• Critique: Dalida

    Dalida de Lisa Azuelos avec Sveva Alviti, Jean-Paul Rouve, Patrick Timsit, Riccardo Scamarcio, Vincent Perez, Nicolas Duvauchelle, Niels Schneider, Brenno Placido

    Affiche Dalida

    L'histoire: De sa naissance au Caire en 1933 à son premier Olympia en 1956, de son mariage avec Lucien Morisse, patron de la jeune radio Europe n°1, aux soirées disco, de ses voyages initiatiques en Inde au succès mondial de « Gigi l’Amoroso » en 1974, le film est le portrait intime d’une femme absolue, complexe et solaire… Une femme moderne à une époque qui l’était moins.

------------------------------------------------------------------------

▶ [Liste des activités]:
[A] Indiquez si chacune des affirmations suivantes est conforme au texte sur le film Dalida, en citant les mots du texte qui le prouvent. (i) Dalida est née au Caire en 1933. (ii) Le premier Olympia de Dalida a eu lieu en 1974. (iii) Lucien Morisse était le patron de la radio Europe n°1.
[B] Recopiez le passage du texte sur le film Dalida de « Dalida de Lisa » à « qui l’était moins. ».

(Extraits du jeu de données)

------------------------------------------------------------------------

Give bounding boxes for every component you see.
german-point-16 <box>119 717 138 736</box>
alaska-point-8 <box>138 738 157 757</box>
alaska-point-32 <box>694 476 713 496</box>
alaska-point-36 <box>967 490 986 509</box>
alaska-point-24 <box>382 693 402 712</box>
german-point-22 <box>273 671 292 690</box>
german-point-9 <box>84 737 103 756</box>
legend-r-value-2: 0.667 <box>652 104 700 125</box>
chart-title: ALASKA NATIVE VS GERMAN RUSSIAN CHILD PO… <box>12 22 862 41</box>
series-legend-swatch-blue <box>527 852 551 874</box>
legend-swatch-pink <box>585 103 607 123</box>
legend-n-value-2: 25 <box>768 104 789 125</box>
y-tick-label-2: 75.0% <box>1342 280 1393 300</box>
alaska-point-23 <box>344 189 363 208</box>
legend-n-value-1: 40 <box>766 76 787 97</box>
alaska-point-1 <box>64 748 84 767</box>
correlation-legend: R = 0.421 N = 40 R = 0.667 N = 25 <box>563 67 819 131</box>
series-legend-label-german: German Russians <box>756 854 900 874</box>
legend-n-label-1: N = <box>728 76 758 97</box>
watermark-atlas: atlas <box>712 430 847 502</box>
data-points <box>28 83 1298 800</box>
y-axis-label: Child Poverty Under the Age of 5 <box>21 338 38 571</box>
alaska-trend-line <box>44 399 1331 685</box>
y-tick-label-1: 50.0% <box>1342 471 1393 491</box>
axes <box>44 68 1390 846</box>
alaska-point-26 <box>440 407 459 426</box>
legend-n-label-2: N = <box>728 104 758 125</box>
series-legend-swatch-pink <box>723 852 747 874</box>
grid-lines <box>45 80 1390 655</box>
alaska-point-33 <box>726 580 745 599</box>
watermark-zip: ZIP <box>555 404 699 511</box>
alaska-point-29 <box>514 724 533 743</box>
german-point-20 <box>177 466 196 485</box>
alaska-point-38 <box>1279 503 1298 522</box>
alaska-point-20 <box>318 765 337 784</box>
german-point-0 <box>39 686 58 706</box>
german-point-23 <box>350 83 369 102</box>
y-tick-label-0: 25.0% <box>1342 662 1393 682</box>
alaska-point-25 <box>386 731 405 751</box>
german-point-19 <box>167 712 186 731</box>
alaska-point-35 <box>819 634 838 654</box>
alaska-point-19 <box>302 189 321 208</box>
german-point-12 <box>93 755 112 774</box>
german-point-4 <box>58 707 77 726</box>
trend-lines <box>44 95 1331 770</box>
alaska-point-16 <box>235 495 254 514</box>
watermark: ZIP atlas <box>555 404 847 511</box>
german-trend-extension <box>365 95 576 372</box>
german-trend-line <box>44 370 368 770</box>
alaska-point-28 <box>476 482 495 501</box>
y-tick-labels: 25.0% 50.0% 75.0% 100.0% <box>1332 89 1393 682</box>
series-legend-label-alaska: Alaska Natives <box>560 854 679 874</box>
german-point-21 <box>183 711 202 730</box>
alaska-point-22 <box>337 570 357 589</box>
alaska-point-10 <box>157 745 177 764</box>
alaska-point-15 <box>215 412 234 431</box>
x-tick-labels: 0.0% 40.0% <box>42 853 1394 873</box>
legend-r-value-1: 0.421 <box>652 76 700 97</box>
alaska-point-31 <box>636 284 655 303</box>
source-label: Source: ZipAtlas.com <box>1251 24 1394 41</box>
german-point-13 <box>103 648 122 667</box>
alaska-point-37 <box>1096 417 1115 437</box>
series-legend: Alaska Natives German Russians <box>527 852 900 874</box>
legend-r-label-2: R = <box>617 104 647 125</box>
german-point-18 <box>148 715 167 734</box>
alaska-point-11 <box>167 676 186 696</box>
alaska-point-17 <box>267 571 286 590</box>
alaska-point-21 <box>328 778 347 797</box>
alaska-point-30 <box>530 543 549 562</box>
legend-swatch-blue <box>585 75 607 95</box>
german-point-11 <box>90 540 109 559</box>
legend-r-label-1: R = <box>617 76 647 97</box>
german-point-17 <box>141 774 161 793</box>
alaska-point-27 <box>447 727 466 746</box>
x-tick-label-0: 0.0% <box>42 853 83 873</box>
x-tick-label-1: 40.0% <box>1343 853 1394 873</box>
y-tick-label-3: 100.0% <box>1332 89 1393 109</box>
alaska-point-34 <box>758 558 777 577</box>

------------------------------------------------------------------------

▶ [Corrigés]:
[A]
(i) Oui : « De sa naissance au Caire en 1933 »
(ii) Non : « à son premier Olympia en 1956 »
(iii) Oui : « Lucien Morisse, patron de la jeune radio Europe n°1 »

[B]
Dalida de Lisa Azuelos avec Sveva Alviti, Jean-Paul Rouve, Patrick Timsit, Riccardo Scamarcio, Vincent Perez, Nicolas Duvauchelle, Niels Schneider, Brenno Placido

    Affiche Dalida

    L'histoire: De sa naissance au Caire en 1933 à son premier Olympia en 1956, de son mariage avec Lucien Morisse, patron de la jeune radio Europe n°1, aux soirées disco, de ses voyages initiatiques en Inde au succès mondial de « Gigi l’Amoroso » en 1974, le film est le portrait intime d’une femme absolue, complexe et solaire… Une femme moderne à une époque qui l’était moins.